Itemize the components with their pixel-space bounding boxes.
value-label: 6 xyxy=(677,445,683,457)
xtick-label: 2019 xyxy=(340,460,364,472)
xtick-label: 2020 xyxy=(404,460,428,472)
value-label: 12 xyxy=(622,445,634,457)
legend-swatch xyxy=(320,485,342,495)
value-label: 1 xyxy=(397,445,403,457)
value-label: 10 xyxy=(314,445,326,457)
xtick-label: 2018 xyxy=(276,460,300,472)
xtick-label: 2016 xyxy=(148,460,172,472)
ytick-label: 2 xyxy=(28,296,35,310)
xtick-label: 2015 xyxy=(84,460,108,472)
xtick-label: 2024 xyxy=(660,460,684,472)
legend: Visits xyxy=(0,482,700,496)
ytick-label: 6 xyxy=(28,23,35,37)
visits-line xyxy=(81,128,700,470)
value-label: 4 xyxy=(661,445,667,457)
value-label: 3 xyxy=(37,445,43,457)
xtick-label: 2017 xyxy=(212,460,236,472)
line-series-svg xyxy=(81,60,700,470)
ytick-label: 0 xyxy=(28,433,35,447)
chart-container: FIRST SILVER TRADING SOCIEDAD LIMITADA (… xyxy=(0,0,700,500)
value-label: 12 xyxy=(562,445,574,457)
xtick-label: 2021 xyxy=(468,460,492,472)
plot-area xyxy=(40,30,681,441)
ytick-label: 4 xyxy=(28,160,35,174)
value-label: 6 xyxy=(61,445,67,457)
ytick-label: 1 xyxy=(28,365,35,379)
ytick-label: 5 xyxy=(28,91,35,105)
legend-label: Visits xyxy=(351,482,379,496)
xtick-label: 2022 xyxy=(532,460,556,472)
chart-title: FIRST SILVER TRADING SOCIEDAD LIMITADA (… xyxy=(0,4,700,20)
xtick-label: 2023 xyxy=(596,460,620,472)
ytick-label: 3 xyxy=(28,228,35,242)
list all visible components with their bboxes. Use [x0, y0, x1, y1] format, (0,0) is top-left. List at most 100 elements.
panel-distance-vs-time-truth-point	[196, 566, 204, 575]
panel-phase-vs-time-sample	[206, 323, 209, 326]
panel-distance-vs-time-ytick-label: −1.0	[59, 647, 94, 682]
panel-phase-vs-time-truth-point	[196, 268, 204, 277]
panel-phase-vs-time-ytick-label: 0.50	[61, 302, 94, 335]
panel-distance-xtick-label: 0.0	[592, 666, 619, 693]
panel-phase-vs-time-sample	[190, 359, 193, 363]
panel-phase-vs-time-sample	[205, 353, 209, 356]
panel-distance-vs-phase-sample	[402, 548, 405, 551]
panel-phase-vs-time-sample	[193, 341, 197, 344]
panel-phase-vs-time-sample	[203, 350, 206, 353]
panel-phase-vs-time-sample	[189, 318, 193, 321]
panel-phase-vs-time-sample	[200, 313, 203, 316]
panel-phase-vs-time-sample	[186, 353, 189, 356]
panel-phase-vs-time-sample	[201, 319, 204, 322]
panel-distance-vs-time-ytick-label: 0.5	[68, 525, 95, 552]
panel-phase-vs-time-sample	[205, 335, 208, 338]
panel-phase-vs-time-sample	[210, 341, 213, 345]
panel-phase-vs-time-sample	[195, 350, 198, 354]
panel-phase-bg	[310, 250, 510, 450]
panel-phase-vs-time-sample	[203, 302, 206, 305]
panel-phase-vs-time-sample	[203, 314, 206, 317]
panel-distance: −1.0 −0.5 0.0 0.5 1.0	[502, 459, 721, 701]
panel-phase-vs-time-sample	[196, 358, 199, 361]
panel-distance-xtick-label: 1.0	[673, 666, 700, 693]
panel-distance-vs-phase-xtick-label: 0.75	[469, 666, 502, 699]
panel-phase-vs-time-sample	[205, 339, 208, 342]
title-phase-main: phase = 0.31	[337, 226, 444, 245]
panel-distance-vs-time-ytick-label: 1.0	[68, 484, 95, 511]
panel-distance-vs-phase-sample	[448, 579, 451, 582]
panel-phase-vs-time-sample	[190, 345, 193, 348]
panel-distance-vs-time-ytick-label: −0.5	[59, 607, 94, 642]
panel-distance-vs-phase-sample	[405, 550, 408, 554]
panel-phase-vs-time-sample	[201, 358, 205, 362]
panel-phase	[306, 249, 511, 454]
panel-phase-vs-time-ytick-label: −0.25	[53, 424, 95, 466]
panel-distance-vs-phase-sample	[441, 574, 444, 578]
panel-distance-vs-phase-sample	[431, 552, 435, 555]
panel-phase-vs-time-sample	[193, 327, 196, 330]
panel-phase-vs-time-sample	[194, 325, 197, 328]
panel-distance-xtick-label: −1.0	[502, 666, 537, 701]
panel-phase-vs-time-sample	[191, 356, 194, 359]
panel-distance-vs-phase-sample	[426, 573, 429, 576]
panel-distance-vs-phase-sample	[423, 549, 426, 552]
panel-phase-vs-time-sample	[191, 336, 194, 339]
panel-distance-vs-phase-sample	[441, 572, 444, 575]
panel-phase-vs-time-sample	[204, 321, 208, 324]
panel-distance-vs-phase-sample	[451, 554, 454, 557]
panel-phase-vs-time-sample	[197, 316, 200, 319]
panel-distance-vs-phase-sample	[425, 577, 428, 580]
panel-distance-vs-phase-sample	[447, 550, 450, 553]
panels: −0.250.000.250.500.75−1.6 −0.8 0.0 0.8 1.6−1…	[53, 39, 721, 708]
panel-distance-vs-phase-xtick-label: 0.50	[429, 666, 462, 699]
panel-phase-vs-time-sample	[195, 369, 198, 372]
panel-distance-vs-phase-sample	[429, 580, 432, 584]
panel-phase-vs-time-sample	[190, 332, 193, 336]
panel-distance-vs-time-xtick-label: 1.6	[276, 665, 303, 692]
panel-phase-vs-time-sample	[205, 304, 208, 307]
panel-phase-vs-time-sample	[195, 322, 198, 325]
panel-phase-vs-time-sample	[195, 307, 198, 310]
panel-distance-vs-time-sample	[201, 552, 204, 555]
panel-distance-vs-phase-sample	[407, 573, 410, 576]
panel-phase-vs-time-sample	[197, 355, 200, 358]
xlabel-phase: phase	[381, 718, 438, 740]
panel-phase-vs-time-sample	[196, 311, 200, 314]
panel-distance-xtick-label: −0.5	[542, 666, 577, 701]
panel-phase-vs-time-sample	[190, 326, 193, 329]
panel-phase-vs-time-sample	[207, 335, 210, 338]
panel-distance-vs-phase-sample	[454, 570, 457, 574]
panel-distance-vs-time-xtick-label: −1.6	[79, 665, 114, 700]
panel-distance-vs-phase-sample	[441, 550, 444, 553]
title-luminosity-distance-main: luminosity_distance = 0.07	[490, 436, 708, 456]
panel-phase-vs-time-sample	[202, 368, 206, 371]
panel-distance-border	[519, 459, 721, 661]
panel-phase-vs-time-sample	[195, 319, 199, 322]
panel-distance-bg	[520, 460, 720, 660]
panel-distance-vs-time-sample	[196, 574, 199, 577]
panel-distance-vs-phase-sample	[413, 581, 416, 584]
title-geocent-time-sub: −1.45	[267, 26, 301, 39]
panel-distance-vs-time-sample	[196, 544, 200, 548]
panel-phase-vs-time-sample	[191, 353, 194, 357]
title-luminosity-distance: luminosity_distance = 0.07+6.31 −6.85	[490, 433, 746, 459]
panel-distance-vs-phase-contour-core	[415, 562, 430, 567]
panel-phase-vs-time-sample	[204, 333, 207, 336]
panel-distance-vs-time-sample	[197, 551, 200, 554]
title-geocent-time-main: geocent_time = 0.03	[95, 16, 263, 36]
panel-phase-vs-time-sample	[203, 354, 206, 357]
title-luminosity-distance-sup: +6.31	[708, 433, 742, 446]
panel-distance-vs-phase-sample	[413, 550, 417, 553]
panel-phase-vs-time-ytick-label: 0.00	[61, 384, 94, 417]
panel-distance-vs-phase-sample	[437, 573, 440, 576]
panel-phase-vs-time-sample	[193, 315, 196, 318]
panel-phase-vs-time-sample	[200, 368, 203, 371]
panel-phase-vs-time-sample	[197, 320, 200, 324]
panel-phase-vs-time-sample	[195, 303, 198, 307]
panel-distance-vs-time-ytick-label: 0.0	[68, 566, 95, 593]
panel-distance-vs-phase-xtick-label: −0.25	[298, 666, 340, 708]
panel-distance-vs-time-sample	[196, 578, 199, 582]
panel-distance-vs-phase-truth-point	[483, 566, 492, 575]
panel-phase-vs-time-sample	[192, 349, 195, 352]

▸ Required work
Write out the records above verbatim, from their first line up to and including the line containing "value-label: 12 xyxy=(622,445,634,457)".

▸ Full output
Itemize the components with their pixel-space bounding boxes.
value-label: 6 xyxy=(677,445,683,457)
xtick-label: 2019 xyxy=(340,460,364,472)
xtick-label: 2020 xyxy=(404,460,428,472)
value-label: 12 xyxy=(622,445,634,457)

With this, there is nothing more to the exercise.